OBJECTIVE: Go through the lines below and copy each one that holds the string "mais".

DATA ROWS:
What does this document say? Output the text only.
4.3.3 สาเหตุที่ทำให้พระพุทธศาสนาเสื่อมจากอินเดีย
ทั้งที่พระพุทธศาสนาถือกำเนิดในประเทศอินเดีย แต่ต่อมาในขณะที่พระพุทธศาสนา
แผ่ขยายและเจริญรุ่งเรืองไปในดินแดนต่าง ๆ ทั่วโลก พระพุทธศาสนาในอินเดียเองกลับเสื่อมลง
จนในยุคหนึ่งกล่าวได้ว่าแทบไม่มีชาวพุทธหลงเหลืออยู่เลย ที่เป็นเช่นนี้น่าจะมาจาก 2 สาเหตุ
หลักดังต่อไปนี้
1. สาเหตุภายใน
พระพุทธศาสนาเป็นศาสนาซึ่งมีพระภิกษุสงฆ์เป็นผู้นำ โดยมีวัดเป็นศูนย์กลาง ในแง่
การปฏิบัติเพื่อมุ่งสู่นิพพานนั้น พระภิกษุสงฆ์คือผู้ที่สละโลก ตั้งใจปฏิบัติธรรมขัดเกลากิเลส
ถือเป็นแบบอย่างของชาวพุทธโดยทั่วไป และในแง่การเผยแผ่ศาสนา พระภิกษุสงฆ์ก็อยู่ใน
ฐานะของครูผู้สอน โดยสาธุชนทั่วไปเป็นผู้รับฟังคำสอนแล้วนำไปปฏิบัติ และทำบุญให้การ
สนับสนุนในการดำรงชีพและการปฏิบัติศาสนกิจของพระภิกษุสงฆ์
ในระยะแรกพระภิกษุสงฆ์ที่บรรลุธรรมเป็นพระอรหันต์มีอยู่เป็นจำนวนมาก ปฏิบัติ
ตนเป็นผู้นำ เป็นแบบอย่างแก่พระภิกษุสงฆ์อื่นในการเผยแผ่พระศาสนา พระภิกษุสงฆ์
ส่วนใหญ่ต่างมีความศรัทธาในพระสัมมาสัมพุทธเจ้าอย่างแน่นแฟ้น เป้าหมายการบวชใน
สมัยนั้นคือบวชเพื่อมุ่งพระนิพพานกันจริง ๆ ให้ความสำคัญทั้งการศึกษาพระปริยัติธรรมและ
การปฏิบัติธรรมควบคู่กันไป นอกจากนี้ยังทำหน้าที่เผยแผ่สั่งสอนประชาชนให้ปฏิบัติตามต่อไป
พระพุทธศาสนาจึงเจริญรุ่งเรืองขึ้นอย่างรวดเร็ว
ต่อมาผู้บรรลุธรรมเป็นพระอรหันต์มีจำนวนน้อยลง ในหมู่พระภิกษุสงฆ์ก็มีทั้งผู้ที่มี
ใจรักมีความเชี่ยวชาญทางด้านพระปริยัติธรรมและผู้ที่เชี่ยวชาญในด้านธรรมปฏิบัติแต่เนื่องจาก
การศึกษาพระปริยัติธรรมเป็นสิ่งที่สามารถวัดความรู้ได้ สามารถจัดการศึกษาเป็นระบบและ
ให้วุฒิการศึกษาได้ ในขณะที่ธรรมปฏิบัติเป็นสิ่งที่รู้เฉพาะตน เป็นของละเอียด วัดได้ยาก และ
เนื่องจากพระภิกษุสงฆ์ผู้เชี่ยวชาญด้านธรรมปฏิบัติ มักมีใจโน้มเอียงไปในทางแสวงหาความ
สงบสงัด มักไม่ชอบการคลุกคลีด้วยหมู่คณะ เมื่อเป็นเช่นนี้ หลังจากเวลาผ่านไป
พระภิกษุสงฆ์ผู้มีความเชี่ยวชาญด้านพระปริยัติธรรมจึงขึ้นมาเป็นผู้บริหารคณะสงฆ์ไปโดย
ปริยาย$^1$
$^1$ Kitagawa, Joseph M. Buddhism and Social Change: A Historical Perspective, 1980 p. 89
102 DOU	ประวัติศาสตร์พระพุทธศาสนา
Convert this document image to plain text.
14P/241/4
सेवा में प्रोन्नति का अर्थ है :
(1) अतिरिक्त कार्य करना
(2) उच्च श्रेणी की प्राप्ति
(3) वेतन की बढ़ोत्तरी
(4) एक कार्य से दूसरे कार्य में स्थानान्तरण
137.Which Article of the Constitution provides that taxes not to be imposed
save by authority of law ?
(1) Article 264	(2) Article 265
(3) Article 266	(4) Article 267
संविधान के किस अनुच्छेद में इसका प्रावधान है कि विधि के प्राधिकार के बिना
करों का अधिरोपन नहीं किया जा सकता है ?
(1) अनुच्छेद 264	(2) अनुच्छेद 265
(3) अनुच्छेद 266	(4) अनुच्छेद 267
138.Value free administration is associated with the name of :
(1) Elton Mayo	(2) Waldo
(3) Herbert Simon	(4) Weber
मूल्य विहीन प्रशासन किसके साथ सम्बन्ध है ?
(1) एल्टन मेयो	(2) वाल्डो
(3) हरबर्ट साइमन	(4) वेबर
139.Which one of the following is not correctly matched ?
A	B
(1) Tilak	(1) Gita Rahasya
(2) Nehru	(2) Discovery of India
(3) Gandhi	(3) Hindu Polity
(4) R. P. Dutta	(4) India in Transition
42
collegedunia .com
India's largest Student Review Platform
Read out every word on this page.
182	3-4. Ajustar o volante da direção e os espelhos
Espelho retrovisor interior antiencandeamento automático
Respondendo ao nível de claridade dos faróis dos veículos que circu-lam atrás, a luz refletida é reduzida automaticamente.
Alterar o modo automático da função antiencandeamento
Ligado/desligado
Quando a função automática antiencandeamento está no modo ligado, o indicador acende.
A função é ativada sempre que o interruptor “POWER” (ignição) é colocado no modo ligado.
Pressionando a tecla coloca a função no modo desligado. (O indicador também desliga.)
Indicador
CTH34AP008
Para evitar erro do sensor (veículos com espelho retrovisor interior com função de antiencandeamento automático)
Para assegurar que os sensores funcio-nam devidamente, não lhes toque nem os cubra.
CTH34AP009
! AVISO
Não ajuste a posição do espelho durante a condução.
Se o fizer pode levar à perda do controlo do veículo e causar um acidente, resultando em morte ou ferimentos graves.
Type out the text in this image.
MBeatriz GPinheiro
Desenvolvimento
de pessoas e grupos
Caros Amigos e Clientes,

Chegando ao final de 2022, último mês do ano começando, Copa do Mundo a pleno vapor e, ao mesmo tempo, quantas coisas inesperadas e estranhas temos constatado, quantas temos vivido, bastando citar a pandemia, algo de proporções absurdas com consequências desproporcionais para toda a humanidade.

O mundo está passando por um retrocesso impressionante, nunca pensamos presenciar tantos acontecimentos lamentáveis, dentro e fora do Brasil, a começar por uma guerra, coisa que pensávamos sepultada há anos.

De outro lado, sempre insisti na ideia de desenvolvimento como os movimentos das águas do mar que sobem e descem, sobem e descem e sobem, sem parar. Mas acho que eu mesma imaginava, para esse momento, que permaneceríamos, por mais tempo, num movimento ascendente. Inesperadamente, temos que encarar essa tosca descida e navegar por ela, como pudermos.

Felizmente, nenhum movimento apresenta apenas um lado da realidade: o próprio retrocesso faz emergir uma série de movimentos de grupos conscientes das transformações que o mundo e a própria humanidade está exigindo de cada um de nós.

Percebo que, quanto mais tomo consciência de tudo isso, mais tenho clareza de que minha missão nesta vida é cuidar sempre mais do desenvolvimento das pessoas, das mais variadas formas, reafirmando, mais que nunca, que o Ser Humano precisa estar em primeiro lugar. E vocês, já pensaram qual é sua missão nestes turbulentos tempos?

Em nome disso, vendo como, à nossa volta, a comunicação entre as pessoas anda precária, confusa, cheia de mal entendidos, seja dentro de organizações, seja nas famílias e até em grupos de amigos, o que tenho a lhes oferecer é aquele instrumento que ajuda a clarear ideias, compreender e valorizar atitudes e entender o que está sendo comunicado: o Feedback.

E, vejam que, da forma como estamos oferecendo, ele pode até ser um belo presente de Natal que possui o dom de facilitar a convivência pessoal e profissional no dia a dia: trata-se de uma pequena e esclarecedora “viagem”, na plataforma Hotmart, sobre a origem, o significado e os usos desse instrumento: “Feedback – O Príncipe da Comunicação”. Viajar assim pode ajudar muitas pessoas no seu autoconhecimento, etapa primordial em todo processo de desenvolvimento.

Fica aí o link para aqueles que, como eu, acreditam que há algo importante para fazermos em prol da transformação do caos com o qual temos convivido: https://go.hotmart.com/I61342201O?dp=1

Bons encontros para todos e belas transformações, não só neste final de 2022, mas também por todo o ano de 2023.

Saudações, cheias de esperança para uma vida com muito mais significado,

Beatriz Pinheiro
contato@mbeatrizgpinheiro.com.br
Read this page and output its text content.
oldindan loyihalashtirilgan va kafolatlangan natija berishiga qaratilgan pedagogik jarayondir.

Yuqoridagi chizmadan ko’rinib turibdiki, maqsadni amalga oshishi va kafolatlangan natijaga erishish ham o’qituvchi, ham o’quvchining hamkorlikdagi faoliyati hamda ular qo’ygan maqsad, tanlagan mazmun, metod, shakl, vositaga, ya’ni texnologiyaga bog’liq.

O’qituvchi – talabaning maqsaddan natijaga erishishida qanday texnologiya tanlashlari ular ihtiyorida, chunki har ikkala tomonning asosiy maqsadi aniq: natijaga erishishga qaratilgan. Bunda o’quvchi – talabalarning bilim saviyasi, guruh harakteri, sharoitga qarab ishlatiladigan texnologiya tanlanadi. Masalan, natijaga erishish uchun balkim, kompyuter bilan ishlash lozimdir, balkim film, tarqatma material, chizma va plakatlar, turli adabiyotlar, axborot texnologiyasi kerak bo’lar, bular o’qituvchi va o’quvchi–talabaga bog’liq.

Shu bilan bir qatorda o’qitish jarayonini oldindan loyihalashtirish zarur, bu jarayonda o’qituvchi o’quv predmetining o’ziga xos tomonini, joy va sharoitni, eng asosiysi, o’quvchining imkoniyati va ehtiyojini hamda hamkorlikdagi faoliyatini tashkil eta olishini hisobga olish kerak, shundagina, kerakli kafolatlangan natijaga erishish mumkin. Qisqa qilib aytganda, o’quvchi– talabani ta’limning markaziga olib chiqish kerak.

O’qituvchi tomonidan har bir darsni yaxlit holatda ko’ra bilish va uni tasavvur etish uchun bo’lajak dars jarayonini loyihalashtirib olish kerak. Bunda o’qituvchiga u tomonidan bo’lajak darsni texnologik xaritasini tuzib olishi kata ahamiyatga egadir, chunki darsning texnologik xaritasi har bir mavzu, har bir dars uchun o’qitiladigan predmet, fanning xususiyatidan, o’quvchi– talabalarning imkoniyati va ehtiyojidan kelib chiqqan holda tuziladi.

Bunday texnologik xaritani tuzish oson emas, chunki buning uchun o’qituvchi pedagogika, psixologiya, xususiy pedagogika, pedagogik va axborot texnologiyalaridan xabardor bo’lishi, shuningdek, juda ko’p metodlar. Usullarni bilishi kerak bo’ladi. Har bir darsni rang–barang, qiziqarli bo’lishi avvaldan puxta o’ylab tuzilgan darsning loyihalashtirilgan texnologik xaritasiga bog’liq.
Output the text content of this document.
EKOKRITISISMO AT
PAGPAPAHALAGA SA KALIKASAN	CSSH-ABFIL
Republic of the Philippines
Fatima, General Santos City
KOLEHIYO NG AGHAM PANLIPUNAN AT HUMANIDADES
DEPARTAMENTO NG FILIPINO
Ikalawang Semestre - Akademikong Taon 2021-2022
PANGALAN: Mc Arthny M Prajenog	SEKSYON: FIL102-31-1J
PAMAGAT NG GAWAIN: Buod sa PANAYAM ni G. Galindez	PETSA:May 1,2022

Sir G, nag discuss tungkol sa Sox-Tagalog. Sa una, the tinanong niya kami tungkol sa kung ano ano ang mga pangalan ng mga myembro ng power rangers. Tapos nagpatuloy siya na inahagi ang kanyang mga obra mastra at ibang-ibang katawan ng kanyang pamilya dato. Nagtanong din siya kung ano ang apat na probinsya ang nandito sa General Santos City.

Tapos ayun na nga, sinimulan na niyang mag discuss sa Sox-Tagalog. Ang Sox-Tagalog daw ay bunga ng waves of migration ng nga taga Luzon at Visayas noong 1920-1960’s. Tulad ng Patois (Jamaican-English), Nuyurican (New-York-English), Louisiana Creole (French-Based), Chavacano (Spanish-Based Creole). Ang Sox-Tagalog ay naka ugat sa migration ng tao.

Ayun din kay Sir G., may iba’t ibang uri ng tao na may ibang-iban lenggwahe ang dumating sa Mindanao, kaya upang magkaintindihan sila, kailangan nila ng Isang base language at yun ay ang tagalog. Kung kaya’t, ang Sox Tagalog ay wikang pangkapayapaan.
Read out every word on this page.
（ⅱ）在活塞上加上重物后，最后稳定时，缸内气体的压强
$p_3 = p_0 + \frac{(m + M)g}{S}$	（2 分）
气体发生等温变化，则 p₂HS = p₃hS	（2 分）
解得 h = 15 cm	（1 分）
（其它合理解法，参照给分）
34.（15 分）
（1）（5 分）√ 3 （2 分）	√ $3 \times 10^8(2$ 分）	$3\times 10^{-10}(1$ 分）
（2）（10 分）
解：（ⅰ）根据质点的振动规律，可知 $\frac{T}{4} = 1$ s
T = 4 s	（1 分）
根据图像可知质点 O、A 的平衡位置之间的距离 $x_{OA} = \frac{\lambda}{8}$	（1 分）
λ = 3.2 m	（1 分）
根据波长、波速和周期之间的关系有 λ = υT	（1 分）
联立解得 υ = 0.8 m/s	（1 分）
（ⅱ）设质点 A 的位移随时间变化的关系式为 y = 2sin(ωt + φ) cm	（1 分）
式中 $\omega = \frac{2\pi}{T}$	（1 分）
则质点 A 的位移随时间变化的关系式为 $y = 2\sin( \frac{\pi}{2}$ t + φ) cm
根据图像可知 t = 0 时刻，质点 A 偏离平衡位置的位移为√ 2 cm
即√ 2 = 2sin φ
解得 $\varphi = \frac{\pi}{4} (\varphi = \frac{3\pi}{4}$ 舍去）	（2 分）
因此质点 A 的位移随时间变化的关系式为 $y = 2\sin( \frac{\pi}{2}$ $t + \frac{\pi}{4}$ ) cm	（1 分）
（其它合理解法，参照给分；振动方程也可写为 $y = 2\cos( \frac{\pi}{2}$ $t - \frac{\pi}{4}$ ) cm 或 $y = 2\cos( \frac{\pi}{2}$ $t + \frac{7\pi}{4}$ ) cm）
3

ANSWER BELOW:
De outro lado, sempre insisti na ideia de desenvolvimento como os movimentos das águas do mar que sobem e descem, sobem e descem e sobem, sem parar. Mas acho que eu mesma imaginava, para esse momento, que permaneceríamos, por mais tempo, num movimento ascendente. Inesperadamente, temos que encarar essa tosca descida e navegar por ela, como pudermos.
Percebo que, quanto mais tomo consciência de tudo isso, mais tenho clareza de que minha missão nesta vida é cuidar sempre mais do desenvolvimento das pessoas, das mais variadas formas, reafirmando, mais que nunca, que o Ser Humano precisa estar em primeiro lugar. E vocês, já pensaram qual é sua missão nestes turbulentos tempos?
Saudações, cheias de esperança para uma vida com muito mais significado,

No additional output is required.